- **Exercise**
Note each line of the listing that contains the string "кром", and copy it.

- **Input material**
################

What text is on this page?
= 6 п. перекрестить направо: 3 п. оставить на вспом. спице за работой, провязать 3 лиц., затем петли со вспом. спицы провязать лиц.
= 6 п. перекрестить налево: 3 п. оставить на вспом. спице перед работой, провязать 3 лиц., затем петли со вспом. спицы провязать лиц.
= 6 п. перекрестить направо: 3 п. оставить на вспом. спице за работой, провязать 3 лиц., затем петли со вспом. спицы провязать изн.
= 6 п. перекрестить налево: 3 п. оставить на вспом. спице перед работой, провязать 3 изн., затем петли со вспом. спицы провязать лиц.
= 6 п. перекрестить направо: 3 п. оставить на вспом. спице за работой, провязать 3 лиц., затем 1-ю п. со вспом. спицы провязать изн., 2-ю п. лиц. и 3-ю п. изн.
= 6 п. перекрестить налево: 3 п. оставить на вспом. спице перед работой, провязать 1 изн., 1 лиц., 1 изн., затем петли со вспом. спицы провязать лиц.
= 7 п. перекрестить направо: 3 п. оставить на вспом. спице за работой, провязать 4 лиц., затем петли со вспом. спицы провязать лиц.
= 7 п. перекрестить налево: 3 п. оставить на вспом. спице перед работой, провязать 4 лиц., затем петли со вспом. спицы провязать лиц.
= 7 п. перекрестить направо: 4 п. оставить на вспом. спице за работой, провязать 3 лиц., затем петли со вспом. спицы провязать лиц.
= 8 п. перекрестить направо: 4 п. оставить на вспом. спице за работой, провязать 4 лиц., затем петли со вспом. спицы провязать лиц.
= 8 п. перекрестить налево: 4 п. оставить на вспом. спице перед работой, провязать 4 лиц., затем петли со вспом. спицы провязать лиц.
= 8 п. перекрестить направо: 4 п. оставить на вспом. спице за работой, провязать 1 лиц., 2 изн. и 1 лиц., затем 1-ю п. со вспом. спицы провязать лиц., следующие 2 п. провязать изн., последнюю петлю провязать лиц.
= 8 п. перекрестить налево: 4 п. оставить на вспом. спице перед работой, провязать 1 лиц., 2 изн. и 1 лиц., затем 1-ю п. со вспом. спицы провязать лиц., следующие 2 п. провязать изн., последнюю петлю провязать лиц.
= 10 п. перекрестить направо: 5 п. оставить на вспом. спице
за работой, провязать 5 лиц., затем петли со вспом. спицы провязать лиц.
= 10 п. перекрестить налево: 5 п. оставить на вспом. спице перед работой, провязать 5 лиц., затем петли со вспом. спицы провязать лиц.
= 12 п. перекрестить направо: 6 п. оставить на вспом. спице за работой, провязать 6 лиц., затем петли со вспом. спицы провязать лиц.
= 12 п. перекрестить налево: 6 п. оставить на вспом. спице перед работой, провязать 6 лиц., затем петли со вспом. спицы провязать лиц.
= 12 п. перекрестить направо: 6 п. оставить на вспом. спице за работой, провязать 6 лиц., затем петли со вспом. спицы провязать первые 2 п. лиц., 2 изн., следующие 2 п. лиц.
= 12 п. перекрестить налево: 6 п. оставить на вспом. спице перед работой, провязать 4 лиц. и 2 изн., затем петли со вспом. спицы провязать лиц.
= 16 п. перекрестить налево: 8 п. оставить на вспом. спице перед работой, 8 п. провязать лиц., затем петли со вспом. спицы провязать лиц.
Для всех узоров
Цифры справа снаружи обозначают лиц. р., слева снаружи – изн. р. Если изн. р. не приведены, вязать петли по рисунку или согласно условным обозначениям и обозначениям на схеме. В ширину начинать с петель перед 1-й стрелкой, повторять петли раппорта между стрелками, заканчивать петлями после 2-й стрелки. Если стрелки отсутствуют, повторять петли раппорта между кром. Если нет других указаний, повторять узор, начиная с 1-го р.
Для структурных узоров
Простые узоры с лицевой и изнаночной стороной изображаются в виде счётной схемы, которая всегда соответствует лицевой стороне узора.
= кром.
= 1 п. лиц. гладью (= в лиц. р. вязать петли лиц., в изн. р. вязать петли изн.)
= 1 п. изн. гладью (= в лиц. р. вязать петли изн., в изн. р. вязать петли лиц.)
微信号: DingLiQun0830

################

- **Problem solution**
Цифры справа снаружи обозначают лиц. р., слева снаружи – изн. р. Если изн. р. не приведены, вязать петли по рисунку или согласно условным обозначениям и обозначениям на схеме. В ширину начинать с петель перед 1-й стрелкой, повторять петли раппорта между стрелками, заканчивать петлями после 2-й стрелки. Если стрелки отсутствуют, повторять петли раппорта между кром. Если нет других указаний, повторять узор, начиная с 1-го р.
= кром.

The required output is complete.